Find how many lines hold the word "Татарстана" and give that number only.
Start of Provided information
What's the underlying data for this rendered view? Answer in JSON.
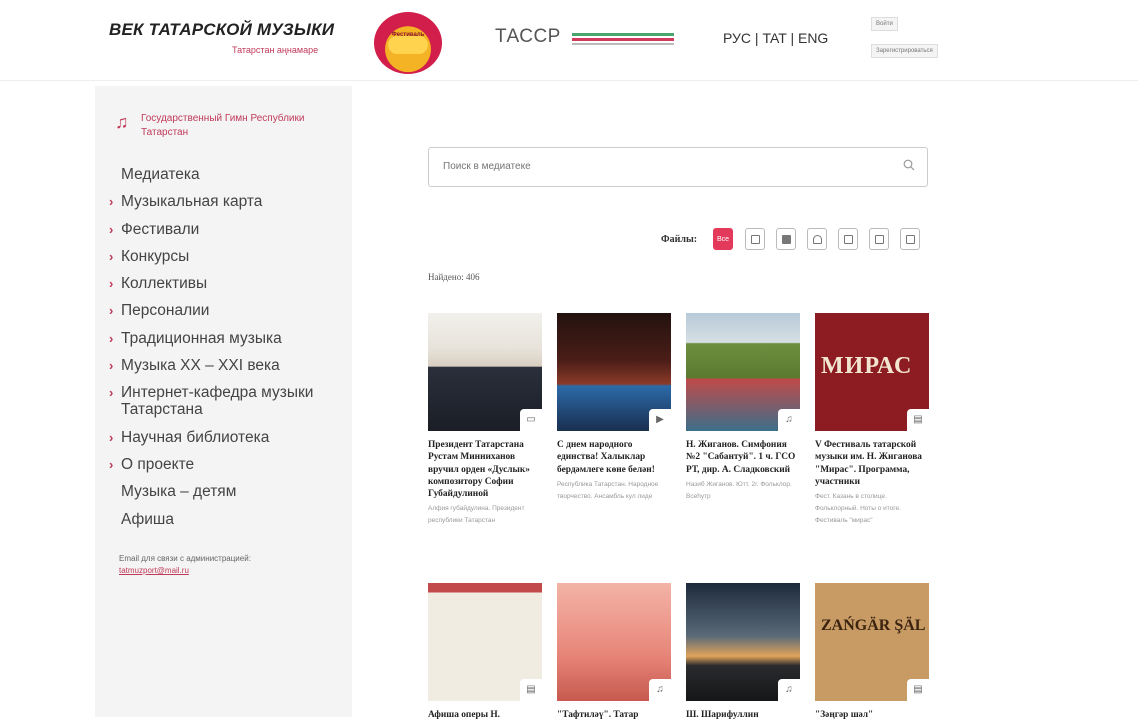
{
  "header": {
    "title": "ВЕК ТАТАРСКОЙ МУЗЫКИ",
    "subtitle": "Татарстан аңнамаре",
    "logo_text": "Фестиваль",
    "tassr": "ТАССР",
    "lang": "РУС | TAT | ENG",
    "login": "Войти",
    "register": "Зарегистрироваться"
  },
  "sidebar": {
    "anthem": "Государственный Гимн Республики Татарстан",
    "items": [
      {
        "label": "Медиатека",
        "arrow": false
      },
      {
        "label": "Музыкальная карта",
        "arrow": true
      },
      {
        "label": "Фестивали",
        "arrow": true
      },
      {
        "label": "Конкурсы",
        "arrow": true
      },
      {
        "label": "Коллективы",
        "arrow": true
      },
      {
        "label": "Персоналии",
        "arrow": true
      },
      {
        "label": "Традиционная музыка",
        "arrow": true
      },
      {
        "label": "Музыка XX – XXI века",
        "arrow": true
      },
      {
        "label": "Интернет-кафедра музыки Татарстана",
        "arrow": true
      },
      {
        "label": "Научная библиотека",
        "arrow": true
      },
      {
        "label": "О проекте",
        "arrow": true
      },
      {
        "label": "Музыка – детям",
        "arrow": false
      },
      {
        "label": "Афиша",
        "arrow": false
      }
    ],
    "arrow_glyph": "›",
    "contact_label": "Email для связи с администрацией:",
    "contact_email": "tatmuzport@mail.ru"
  },
  "search": {
    "placeholder": "Поиск в медиатеке"
  },
  "filters": {
    "label": "Файлы:",
    "all_label": "Все",
    "icons": [
      "article-icon",
      "image-icon",
      "video-icon",
      "audio-icon",
      "music-icon",
      "book-icon",
      "document-icon"
    ]
  },
  "found": "Найдено: 406",
  "cards": [
    {
      "title": "Президент Татарстана Рустам Минниханов вручил орден «Дуслык» композитору Софии Губайдулиной",
      "desc": "Алфия губайдулина. Президент республики Татарстан",
      "type_icon": "article-icon",
      "type_glyph": "▭"
    },
    {
      "title": "С днем народного единства! Халыклар бердәмлеге көне белән!",
      "desc": "Республика Татарстан. Народное творчество. Ансамбль кул лиде",
      "type_icon": "video-icon",
      "type_glyph": "▶"
    },
    {
      "title": "Н. Жиганов. Симфония №2 \"Сабантуй\". 1 ч. ГСО РТ, дир. А. Сладковский",
      "desc": "Назиб Жиганов. Ютт. 2г. Фольклор. Всеһутр",
      "type_icon": "audio-icon",
      "type_glyph": "♫"
    },
    {
      "title": "V Фестиваль татарской музыки им. Н. Жиганова \"Мирас\". Программа, участники",
      "desc": "Фест. Казань в столице. Фольклорный. Ноты о итоге. Фестиваль \"мирас\"",
      "type_icon": "document-icon",
      "type_glyph": "▤"
    },
    {
      "title": "Афиша оперы Н.",
      "desc": "",
      "type_icon": "document-icon",
      "type_glyph": "▤"
    },
    {
      "title": "\"Тафтиләү\". Татар",
      "desc": "",
      "type_icon": "audio-icon",
      "type_glyph": "♫"
    },
    {
      "title": "Ш. Шарифуллин",
      "desc": "",
      "type_icon": "audio-icon",
      "type_glyph": "♫"
    },
    {
      "title": "\"Зәңгәр шәл\"",
      "desc": "",
      "type_icon": "document-icon",
      "type_glyph": "▤"
    }
  ],
  "card3_image_text": "МИРАС",
  "card7_image_text": "ZAŃGÄR ŞÄL",
  "colors": {
    "accent": "#e33a5c",
    "brand": "#c03a5a",
    "sidebar_bg": "#f4f4f4"
  }
}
End of Provided information
The solution
2